::: DOCUMENT PASSAGE :::

We will stop reading there. 

We know that one of the miraculous truths about the birth of the Lord Jesus Christ is that He was born of a virgin.  He was born of Mary and there was no male, no human being who was the father.  The Father was the Holy Spirit. 

This is the information that the Bible gives us very clearly, as it explains to us that Christ was born of a virgin, a girl who had known no man and yet God miraculously formed the Christ-child in the virgin’s womb and she gave birth to the Lord Jesus Christ. 

I would like to spend some time looking at the passage in Matthew 1, just looking at some of these verses here, beginning in verse 18.  It says again in Matthew 1:18: 

Now the birth of Jesus Christ was on this wise… 

Or “thusly”; it was “in this manner,” we could understand that to mean. 

…When as his mother Mary was espoused to Joseph, before they came together, she was found with child of the Holy Ghost. 

So they were married, in one sense, but it had not been consummated.  It had not been completed, but there was a betrothal.  Our version of this is “engagement”; but in that day, there was a binding nature to being espoused to a wife or to a husband.  It was as though you were married, and so that is why Joseph is thinking of putting her away, of divorcing her, and God did make allowance in the Old Testament law for a man to put away his wife, under certain conditions.  We know that God did this so that He could divorce national Israel; but then once Christ came and the veil of the temple was rent and God was finished with Israel, then He rescinded that law and never again could a man divorce a woman or a woman divorce a man. 

There is no more divorce permissible by the Bible today.  That is why when a man marries a woman, it is until death.  There is nothing that can separate it except death.  Legally, Biblically, by the Law of God, there is no other way for a marriage to divide.  The Bible tells us, “What therefore God hath joined together, let not man put asunder.” 

Joseph was a just man.  He was righteous.  He was a child of God, and so he was thinking Biblically.  There was a law—it was permissible—of putting away his espoused wife, Mary, because she was found with child. 

You know, I am sure that Mary told him that she had a visitation from an angel, that she told Joseph everything the angel had said.  But, come on, in the history of the world, there had never been a woman who was having a child without relations with a man.  This was a first in the history of mankind that a virgin, a girl who had never known a man, was actually pregnant with child and the Father was the Holy Ghost.

::: RECORDS SUPPLIED :::

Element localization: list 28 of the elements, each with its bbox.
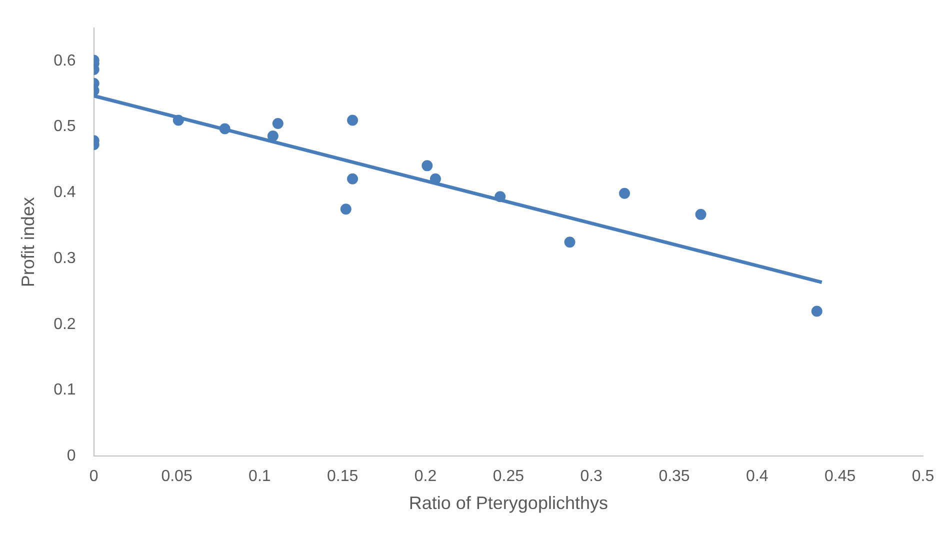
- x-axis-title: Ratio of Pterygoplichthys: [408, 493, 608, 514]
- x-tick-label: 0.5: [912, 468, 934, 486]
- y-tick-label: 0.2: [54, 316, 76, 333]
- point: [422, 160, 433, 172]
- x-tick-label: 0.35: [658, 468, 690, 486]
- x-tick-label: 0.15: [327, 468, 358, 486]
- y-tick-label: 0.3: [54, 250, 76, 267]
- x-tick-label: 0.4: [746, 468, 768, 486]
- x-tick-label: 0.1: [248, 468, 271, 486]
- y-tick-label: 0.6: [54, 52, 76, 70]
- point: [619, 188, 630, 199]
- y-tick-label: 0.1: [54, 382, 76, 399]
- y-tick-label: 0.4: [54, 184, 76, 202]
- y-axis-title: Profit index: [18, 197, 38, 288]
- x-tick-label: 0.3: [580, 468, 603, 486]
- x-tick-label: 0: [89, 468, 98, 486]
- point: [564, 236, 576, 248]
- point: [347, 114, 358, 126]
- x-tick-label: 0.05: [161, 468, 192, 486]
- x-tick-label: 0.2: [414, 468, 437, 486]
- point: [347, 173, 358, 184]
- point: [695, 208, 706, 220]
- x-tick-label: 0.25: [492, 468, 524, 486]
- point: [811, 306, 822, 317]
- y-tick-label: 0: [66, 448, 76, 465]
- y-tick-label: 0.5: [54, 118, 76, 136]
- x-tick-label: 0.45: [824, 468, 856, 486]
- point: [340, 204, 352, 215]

:::

» SET TASKS:
(1) How would you render this sentence from the sermon passage on the virgin birth in Spanish: "He was a child of God, and so he was thinking Biblically."
(2) Could you pick up the sermon passage on the virgin birth after its last sentence and carry it on?
The entries have nothing to do with the sermon passage on the virgin birth.

» TASK ANSWERS:
(1) Él era un hijo de Dios, y por eso pensaba bíblicamente.

(2)
So that is pretty difficult for Joseph to accept.  How can he believe this?  Of course, he knew Mary and he knew her character very well, that she was a child of God, and it does seem unusual that she would make up a story like this.  So I am sure that is why he was thinking about these things, as it says here in verse 20, Matthew 1:20: 

But while he thought on these things… 

He was trying to consider all of the facts of the case, even though he apparently was leaning towards putting her away without making her a public example. 

The word “public example” is found only one other place in the New Testament.  It is in Hebrews 6:6, where it speaks of crucifying Christ again and putting Him to an open shame.  The word “open shame” is the same Greek work that is translated here as “public example.” 

I think we have a very good Biblical account of what that means in the Gospel of John, when the woman was caught in the act of adultery and those Jews brought her before Jesus, out in the public, right out in the open.  They were trying to tempt Christ into making a wrong decision.  If He had said that she should be stoned, as the law of Moses indicated, then Christ could get in trouble with the Roman authorities.  If He had said, “No, she is not to be stoned,” then they could have gone back to the Jewish people and said, “Well, you see, here is a woman caught in the act of adultery; Moses says to stone her and Jesus says to not stone her.”  By that, they would surely begin to make their claims that Jesus was against the law of Moses and they would speak evil of Him. 

So that was the trap that they were trying to lay, and it was a very good trap.  I am sure that an ordinary man would have fallen into the trap, one way or another.  But Christ, of course, is not an ordinary man.  He is eternal God.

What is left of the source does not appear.